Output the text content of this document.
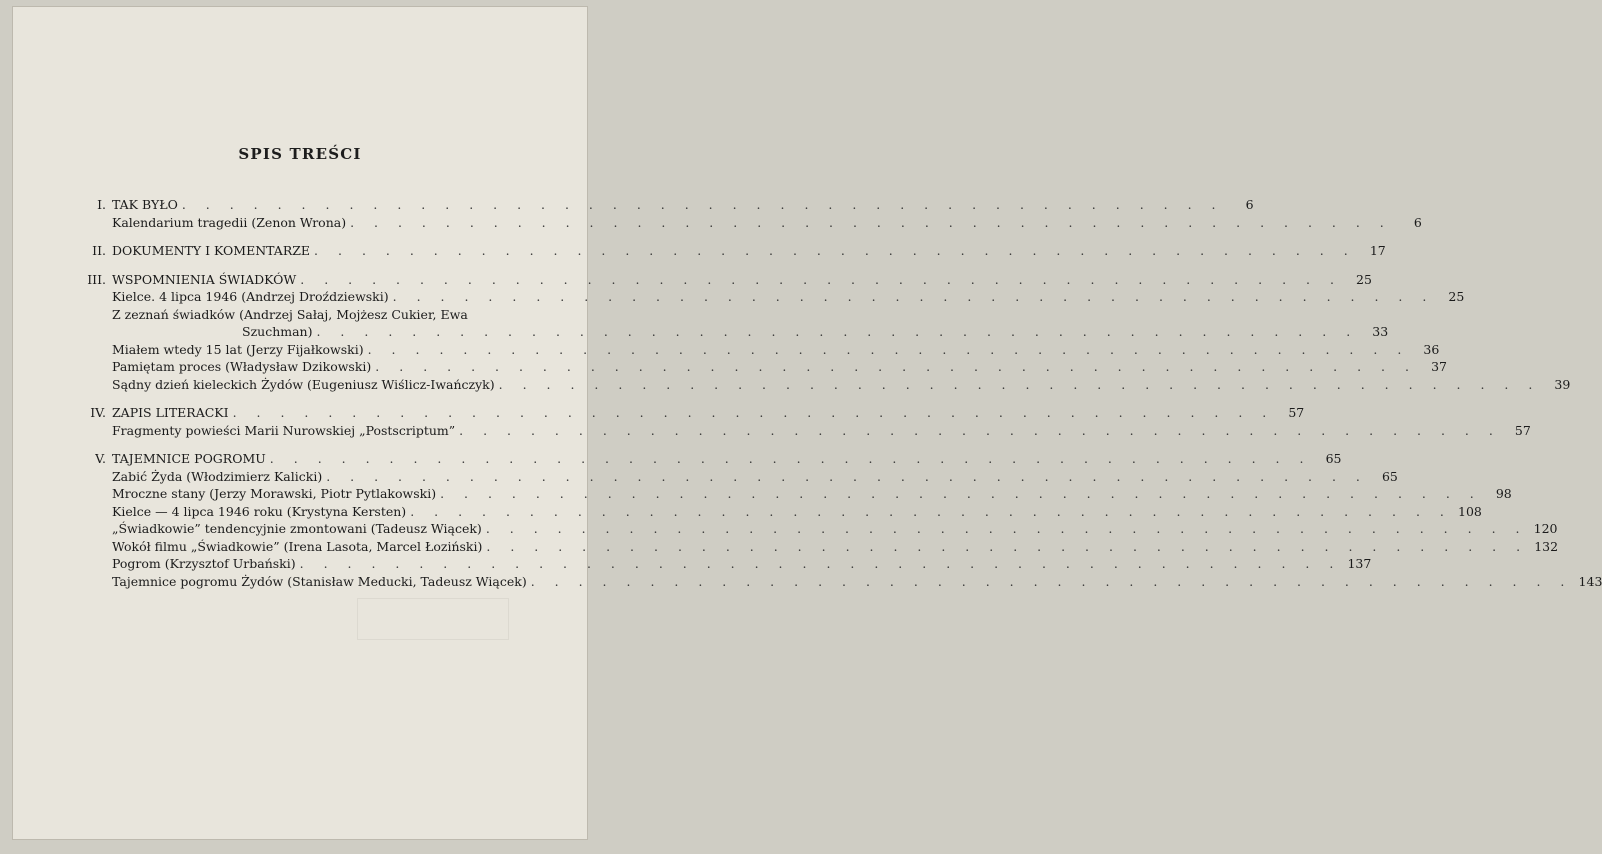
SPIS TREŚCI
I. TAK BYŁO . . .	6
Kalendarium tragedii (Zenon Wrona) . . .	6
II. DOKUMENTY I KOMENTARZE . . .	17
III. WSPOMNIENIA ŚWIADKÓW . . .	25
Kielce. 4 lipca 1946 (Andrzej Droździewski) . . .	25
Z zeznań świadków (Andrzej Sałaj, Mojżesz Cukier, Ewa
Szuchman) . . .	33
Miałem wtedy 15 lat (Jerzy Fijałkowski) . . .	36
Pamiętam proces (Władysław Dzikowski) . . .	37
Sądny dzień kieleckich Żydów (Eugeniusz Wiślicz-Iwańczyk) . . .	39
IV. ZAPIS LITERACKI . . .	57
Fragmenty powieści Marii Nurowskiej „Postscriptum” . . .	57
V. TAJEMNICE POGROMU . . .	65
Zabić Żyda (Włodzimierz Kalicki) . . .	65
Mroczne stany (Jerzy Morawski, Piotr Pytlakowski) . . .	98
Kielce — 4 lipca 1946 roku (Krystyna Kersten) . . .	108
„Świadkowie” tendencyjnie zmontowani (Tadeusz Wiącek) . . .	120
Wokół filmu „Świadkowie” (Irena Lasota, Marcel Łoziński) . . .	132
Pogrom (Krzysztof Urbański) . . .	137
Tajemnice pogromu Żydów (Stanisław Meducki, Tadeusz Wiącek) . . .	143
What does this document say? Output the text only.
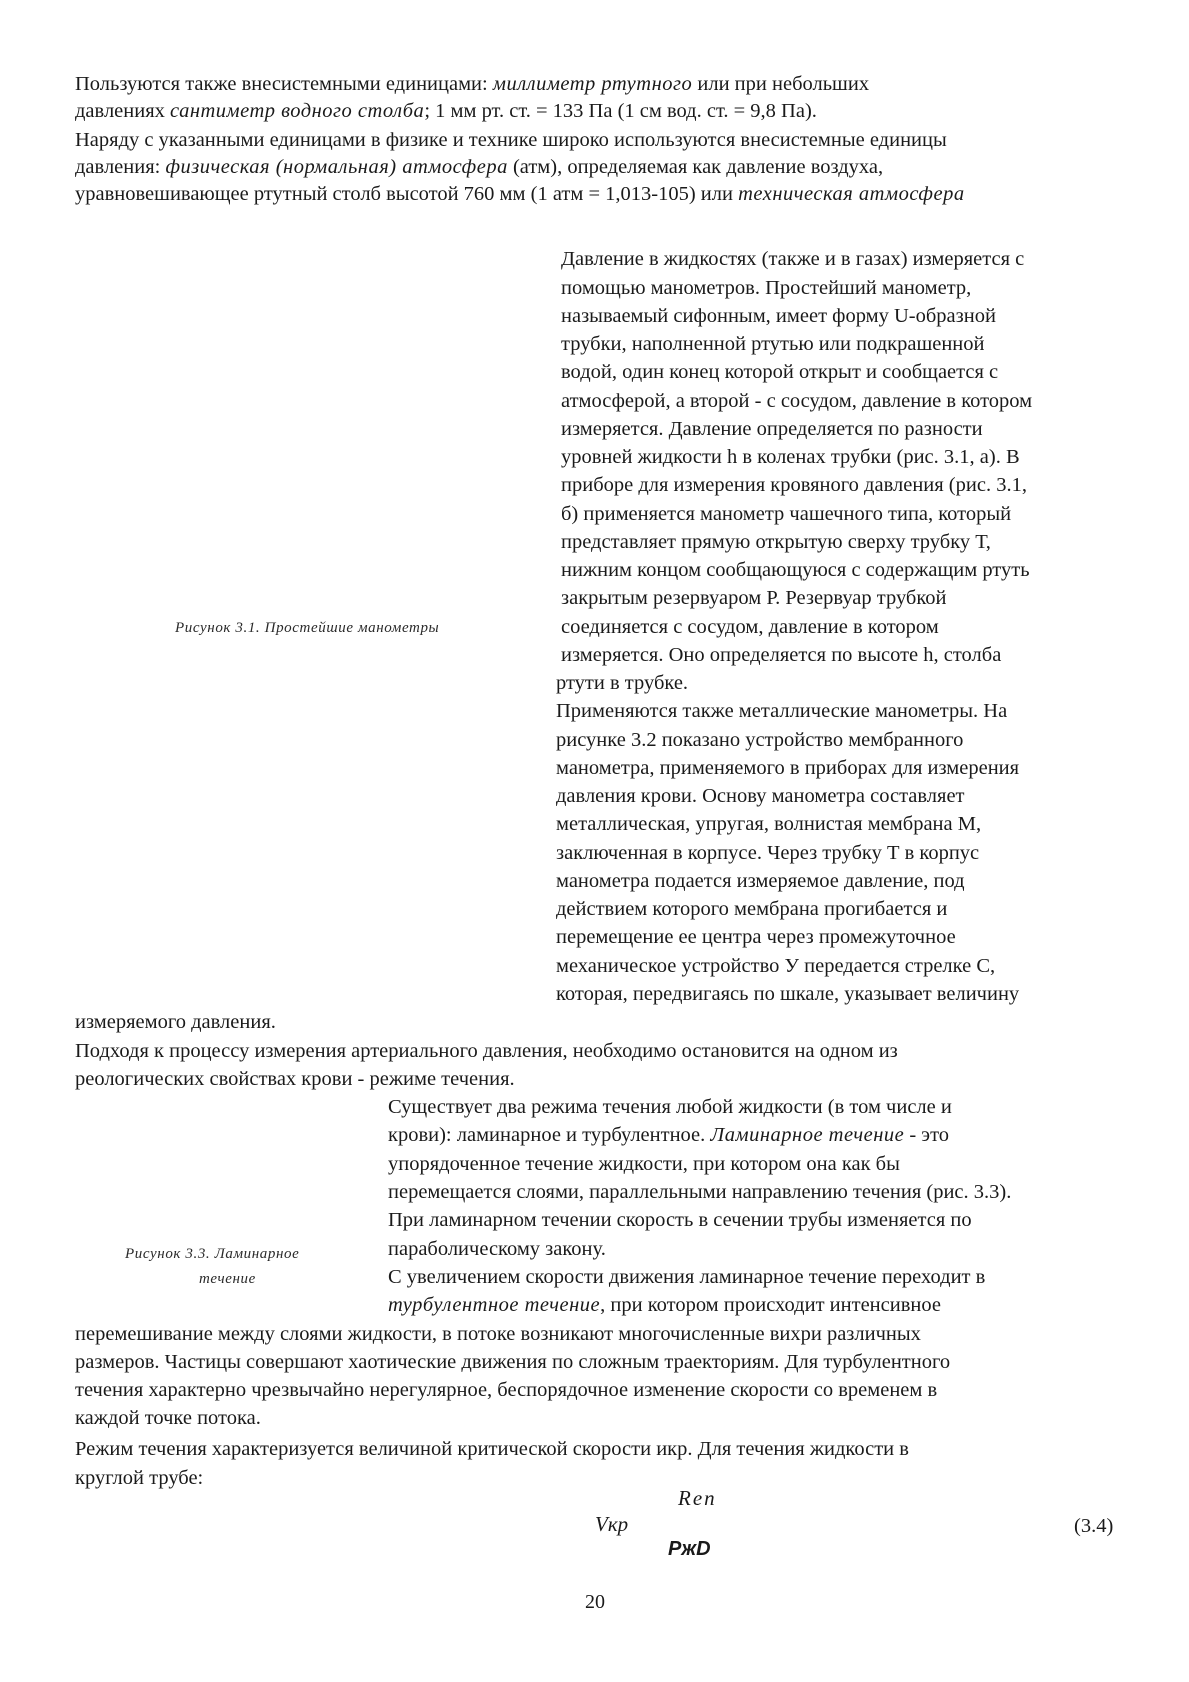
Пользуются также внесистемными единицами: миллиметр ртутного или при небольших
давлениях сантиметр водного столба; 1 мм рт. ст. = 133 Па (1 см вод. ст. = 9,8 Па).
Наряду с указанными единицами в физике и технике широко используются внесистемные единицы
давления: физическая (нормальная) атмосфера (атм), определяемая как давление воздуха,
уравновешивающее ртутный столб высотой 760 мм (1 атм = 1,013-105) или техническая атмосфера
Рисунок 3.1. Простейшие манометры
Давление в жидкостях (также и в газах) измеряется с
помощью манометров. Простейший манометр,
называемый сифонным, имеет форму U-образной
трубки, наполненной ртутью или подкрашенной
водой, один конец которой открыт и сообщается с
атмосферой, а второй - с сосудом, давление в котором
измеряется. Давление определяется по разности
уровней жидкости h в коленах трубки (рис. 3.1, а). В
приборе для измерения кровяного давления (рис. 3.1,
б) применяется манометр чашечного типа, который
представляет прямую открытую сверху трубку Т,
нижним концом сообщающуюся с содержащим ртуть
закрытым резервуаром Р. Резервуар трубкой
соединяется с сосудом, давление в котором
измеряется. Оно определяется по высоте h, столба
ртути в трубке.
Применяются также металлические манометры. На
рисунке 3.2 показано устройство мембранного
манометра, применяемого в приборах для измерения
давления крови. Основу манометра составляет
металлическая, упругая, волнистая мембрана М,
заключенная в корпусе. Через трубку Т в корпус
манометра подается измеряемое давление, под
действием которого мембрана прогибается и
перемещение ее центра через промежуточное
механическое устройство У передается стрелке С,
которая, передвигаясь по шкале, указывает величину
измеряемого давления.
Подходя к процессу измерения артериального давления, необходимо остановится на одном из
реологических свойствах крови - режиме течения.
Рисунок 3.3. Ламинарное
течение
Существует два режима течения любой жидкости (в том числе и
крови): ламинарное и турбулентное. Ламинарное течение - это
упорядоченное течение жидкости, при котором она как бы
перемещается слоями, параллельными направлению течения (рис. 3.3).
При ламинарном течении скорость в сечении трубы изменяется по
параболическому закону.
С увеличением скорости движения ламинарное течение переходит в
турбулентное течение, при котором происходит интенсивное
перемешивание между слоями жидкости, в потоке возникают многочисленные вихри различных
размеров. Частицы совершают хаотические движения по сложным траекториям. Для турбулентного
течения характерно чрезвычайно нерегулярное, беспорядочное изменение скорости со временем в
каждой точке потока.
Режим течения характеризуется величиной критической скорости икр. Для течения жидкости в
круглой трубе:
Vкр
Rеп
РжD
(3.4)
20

========

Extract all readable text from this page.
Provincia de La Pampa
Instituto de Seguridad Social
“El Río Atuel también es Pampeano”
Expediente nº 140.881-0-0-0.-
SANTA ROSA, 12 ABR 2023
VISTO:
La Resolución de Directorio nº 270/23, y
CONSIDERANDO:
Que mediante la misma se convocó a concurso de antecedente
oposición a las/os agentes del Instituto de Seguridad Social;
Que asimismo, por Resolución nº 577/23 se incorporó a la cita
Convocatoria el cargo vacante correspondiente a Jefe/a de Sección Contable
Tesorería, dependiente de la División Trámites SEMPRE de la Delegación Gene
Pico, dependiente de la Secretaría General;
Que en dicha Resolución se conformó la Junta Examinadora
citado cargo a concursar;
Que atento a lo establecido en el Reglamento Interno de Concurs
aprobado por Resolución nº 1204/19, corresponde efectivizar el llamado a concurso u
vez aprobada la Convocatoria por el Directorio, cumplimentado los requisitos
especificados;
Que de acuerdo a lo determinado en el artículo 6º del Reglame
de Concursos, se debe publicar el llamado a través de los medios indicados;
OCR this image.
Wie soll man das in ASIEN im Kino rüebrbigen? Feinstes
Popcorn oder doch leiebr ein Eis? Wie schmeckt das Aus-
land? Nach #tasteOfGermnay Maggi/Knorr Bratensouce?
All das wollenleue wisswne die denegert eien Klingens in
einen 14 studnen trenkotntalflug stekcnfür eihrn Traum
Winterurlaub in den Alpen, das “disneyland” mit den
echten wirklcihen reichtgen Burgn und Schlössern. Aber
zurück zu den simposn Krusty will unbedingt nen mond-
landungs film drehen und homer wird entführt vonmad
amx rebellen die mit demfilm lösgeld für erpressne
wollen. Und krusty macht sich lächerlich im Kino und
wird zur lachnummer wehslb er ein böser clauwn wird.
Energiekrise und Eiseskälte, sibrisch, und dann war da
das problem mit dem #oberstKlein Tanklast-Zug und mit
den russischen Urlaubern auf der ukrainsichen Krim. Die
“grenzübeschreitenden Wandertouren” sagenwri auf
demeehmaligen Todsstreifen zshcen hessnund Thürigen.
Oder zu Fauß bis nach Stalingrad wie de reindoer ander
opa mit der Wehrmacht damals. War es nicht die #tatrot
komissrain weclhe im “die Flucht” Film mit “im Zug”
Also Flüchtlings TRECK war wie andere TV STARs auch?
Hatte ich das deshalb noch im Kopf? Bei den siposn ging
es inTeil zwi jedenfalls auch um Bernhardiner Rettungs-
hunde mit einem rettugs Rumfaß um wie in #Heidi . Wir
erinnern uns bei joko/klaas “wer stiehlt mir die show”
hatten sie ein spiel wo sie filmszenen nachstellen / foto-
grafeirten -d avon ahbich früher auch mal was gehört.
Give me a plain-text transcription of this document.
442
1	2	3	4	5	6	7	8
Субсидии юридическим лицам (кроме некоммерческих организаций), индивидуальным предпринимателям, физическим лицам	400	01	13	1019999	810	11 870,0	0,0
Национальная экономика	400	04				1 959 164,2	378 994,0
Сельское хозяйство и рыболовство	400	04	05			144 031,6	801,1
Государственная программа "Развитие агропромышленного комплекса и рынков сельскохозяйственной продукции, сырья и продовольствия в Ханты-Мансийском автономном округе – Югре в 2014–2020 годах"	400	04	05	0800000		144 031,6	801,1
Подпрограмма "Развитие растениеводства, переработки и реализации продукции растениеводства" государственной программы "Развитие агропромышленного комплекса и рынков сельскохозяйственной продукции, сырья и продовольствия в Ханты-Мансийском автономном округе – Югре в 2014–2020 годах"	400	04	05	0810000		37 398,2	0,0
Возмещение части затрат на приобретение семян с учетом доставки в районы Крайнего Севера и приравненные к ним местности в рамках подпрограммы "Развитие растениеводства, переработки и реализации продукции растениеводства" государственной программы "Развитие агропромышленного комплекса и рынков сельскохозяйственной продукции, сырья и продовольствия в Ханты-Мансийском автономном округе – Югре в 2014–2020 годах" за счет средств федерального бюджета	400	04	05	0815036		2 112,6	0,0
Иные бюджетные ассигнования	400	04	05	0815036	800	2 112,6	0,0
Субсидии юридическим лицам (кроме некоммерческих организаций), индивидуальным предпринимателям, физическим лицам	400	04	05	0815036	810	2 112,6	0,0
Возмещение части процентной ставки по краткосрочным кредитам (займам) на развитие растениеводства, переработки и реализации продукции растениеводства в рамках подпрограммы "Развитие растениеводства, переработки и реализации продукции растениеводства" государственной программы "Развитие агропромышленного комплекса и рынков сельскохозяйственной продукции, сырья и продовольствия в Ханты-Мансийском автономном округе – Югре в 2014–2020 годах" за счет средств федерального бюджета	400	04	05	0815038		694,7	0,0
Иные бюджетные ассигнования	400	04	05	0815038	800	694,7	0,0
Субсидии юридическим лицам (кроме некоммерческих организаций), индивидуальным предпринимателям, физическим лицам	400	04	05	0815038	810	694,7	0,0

========

**Stated goal**
Check each line above for the string "определяется", then copy the ones that have it.

**Exercise answer**
измеряется. Давление определяется по разности
измеряется. Оно определяется по высоте h, столба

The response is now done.